_Set exercise:_ Take the entries below and reproduce them word for word.

_Dataset:_

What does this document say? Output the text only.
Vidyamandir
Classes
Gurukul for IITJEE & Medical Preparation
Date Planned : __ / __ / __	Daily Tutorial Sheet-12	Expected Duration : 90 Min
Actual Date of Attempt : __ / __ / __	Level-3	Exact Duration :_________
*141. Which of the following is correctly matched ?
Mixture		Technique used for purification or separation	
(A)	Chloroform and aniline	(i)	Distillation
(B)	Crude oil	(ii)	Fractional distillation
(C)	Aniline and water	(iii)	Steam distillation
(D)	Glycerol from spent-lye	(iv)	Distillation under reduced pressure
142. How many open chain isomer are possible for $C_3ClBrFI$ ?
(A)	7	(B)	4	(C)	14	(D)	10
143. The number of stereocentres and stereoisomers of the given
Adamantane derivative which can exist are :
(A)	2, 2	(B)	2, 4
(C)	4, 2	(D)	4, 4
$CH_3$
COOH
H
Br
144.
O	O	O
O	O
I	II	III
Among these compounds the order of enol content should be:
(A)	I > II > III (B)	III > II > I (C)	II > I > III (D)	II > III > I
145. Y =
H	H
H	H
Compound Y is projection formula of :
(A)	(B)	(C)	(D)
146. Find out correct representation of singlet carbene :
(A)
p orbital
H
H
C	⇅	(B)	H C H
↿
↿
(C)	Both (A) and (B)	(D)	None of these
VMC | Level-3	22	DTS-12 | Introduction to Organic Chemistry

_Output below:_
What does this document say? Output the text only.
Vidyamandir
Classes
Gurukul for IITJEE & Medical Preparation
Date Planned : __ / __ / __	Daily Tutorial Sheet-12	Expected Duration : 90 Min
Actual Date of Attempt : __ / __ / __	Level-3	Exact Duration :_________
*141. Which of the following is correctly matched ?
Mixture		Technique used for purification or separation	
(A)	Chloroform and aniline	(i)	Distillation
(B)	Crude oil	(ii)	Fractional distillation
(C)	Aniline and water	(iii)	Steam distillation
(D)	Glycerol from spent-lye	(iv)	Distillation under reduced pressure
142. How many open chain isomer are possible for $C_3ClBrFI$ ?
(A)	7	(B)	4	(C)	14	(D)	10
143. The number of stereocentres and stereoisomers of the given
Adamantane derivative which can exist are :
(A)	2, 2	(B)	2, 4
(C)	4, 2	(D)	4, 4
$CH_3$
COOH
H
Br
144.
O	O	O
O	O
I	II	III
Among these compounds the order of enol content should be:
(A)	I > II > III (B)	III > II > I (C)	II > I > III (D)	II > III > I
145. Y =
H	H
H	H
Compound Y is projection formula of :
(A)	(B)	(C)	(D)
146. Find out correct representation of singlet carbene :
(A)
p orbital
H
H
C	⇅	(B)	H C H
↿
↿
(C)	Both (A) and (B)	(D)	None of these
VMC | Level-3	22	DTS-12 | Introduction to Organic Chemistry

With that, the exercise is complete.